● **What the task requires**: Collect the lines of the entries where "xlabel" shows up.

● **Material provided**:
»»
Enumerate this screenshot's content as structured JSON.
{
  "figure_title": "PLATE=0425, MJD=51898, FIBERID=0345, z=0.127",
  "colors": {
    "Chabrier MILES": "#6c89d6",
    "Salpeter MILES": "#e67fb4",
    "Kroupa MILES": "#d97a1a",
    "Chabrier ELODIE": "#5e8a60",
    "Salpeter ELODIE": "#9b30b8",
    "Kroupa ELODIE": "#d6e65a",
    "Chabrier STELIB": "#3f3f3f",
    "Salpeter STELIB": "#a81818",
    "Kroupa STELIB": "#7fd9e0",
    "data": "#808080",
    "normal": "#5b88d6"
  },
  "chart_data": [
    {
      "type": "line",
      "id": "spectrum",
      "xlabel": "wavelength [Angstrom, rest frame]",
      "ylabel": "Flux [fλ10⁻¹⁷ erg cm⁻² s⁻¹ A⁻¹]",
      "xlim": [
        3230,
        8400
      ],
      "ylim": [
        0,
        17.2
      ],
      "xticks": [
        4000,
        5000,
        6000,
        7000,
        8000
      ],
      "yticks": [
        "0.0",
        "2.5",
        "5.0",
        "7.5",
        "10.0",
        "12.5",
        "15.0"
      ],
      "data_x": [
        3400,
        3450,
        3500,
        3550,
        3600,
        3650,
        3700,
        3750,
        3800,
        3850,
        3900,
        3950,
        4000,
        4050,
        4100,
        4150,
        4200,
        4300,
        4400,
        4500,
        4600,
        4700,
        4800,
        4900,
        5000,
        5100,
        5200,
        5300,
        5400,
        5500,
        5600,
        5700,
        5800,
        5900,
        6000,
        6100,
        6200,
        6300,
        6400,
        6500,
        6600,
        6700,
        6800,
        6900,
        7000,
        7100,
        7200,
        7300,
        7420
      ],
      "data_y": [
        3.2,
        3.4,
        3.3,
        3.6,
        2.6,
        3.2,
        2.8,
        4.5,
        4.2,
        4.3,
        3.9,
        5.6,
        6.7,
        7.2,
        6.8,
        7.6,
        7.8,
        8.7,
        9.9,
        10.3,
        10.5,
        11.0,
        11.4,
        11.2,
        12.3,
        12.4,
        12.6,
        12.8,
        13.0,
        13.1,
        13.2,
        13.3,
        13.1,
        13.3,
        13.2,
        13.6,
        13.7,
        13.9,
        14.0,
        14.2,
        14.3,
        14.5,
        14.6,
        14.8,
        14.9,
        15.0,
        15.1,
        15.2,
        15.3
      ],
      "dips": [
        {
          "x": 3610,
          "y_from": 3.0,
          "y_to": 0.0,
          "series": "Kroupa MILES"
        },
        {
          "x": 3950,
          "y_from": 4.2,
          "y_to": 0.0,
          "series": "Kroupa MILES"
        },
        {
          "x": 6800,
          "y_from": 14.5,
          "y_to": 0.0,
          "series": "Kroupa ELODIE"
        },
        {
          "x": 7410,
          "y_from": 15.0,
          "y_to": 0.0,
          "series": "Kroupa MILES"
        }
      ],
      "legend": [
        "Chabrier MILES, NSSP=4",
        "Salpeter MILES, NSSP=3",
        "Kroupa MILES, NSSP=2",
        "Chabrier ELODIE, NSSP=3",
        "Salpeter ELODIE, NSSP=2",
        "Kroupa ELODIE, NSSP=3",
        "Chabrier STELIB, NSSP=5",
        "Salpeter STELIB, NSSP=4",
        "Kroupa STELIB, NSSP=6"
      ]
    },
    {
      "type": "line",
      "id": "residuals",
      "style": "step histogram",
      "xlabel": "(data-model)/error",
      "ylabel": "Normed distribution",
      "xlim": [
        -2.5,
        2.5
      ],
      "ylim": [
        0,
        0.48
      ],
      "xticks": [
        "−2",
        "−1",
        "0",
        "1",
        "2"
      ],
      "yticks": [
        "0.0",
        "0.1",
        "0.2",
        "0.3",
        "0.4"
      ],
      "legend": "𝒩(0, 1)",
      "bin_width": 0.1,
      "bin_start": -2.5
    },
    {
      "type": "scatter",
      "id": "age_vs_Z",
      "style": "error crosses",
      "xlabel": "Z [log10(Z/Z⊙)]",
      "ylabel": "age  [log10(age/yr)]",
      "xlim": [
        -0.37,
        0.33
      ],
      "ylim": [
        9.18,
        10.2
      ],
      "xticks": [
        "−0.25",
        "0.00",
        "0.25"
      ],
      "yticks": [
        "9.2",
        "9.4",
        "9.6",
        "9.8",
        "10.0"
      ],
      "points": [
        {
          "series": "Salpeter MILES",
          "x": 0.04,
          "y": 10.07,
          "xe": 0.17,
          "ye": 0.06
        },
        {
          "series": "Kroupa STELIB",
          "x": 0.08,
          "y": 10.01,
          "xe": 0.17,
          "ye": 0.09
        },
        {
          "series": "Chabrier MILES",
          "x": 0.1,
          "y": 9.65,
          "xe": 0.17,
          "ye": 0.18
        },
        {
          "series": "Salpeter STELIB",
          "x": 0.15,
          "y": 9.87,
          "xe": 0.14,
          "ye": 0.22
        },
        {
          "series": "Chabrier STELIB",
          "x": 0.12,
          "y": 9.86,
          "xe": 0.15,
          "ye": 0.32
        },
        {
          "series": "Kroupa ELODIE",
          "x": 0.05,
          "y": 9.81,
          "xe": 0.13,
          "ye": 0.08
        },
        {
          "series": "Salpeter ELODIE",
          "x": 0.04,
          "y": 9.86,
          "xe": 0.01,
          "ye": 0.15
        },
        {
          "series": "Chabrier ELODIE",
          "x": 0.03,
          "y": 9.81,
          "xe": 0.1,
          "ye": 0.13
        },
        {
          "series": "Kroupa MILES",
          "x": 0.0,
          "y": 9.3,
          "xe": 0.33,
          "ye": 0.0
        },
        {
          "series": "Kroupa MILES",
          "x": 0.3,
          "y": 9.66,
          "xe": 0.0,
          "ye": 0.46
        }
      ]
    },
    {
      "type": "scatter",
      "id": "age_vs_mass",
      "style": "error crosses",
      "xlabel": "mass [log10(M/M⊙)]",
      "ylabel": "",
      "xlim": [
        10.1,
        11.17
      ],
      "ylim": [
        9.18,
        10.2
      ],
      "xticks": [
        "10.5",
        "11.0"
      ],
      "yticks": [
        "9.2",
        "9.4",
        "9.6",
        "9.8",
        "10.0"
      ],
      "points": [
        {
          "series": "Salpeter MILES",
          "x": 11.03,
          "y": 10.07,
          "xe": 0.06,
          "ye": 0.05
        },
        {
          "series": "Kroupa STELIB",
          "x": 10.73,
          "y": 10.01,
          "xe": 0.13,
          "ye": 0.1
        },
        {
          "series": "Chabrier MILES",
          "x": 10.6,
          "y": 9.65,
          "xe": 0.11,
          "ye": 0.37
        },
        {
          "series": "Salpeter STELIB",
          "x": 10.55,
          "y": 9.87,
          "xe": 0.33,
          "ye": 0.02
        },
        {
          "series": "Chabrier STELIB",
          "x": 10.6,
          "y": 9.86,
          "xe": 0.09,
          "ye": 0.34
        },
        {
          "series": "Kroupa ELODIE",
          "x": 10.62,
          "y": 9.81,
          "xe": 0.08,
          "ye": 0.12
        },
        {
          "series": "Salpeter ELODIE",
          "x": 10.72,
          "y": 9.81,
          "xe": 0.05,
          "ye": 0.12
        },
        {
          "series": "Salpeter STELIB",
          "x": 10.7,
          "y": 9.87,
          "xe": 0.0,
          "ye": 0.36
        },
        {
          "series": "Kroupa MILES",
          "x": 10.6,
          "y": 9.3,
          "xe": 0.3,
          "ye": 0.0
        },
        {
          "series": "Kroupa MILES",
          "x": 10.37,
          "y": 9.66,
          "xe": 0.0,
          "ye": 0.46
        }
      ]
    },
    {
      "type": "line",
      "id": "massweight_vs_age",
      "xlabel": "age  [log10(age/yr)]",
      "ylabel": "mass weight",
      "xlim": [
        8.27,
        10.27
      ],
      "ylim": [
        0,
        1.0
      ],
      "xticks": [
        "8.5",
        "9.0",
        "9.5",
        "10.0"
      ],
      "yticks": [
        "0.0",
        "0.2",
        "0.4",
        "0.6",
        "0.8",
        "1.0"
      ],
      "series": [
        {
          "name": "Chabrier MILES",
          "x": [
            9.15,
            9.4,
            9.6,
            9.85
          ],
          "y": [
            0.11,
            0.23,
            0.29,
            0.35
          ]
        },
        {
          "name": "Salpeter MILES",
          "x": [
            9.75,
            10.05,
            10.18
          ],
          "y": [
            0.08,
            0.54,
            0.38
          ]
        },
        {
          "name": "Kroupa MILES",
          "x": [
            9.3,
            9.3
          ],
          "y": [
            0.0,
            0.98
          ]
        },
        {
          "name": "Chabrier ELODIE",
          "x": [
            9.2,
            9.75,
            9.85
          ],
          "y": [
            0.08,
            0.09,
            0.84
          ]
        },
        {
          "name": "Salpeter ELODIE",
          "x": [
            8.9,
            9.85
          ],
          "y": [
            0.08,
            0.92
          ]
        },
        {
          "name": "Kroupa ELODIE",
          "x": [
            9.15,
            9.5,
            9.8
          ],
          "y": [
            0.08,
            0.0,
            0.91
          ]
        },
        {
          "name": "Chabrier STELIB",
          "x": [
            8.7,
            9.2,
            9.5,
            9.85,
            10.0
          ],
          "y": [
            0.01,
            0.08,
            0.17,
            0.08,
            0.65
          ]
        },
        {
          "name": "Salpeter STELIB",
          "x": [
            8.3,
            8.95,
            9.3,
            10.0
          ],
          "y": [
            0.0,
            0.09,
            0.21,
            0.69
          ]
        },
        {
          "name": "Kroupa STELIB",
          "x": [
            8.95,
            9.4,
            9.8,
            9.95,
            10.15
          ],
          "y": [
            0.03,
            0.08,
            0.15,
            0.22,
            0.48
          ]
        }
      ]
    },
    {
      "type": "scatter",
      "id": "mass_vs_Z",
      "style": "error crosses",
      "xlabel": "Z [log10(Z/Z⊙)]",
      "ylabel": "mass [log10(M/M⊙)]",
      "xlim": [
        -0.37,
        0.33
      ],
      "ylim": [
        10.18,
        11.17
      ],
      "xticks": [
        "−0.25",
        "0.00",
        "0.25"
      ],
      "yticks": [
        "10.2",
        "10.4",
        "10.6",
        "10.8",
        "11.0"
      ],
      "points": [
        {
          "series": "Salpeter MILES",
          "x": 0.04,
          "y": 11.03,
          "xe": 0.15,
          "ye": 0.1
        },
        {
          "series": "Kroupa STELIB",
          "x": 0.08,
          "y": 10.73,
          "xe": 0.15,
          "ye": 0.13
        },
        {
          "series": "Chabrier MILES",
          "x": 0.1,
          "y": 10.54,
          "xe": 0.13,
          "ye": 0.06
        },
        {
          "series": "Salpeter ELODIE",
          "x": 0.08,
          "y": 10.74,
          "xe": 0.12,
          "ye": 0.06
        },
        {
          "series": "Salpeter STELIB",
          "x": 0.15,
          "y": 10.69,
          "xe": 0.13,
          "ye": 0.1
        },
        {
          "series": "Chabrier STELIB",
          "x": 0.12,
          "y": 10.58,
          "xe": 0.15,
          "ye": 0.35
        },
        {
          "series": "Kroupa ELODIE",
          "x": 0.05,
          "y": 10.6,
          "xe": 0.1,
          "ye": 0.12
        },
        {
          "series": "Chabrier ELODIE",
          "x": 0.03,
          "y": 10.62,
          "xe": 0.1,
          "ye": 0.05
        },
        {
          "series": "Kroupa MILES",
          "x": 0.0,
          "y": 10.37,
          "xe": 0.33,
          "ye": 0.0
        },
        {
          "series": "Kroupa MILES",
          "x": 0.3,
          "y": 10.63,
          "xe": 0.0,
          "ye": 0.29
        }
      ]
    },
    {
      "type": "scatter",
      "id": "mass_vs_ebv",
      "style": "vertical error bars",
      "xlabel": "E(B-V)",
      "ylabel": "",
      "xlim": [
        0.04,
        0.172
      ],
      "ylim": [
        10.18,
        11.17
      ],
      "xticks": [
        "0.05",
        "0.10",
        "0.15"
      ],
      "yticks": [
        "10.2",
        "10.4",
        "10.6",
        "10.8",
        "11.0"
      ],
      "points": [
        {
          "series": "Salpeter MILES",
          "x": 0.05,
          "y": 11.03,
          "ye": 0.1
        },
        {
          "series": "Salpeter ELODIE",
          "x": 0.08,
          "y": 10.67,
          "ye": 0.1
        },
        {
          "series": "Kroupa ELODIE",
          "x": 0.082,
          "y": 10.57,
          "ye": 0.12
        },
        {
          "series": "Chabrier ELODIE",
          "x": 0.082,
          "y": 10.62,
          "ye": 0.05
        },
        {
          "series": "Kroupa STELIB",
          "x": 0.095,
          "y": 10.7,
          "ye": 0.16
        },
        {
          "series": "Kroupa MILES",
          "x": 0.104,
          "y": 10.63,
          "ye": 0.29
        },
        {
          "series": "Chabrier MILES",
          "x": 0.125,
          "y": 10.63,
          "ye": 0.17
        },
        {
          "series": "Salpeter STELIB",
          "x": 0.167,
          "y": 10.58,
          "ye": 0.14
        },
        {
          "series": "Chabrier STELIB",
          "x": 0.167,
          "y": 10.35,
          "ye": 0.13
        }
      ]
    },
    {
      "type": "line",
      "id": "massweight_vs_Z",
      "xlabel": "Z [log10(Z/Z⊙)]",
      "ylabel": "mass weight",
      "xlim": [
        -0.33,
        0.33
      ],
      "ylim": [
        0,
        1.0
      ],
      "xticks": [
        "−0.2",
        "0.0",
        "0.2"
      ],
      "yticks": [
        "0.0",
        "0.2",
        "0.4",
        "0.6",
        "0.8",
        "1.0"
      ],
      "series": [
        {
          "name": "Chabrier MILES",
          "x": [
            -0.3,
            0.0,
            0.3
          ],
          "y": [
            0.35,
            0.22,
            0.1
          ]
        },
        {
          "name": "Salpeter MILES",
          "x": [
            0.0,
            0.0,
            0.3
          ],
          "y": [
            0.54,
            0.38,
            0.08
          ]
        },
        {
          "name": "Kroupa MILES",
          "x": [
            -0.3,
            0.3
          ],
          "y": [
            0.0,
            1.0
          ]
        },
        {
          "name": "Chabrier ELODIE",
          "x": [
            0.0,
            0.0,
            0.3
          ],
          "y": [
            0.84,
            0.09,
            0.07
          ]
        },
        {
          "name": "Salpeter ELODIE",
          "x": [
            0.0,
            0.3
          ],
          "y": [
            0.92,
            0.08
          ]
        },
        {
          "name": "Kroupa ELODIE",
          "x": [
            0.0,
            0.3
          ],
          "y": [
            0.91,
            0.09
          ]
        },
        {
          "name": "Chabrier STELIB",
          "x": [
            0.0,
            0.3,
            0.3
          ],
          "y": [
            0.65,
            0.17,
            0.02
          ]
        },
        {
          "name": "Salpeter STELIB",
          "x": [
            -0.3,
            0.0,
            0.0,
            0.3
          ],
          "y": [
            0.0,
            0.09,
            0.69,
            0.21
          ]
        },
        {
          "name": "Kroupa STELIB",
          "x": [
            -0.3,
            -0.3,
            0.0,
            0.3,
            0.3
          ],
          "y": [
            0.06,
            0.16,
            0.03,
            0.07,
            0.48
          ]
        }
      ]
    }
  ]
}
««
● **Output**:
      "xlabel": "wavelength [Angstrom, rest frame]",
      "xlabel": "(data-model)/error",
      "xlabel": "Z [log10(Z/Z⊙)]",
      "xlabel": "mass [log10(M/M⊙)]",
      "xlabel": "age  [log10(age/yr)]",
      "xlabel": "Z [log10(Z/Z⊙)]",
      "xlabel": "E(B-V)",
      "xlabel": "Z [log10(Z/Z⊙)]",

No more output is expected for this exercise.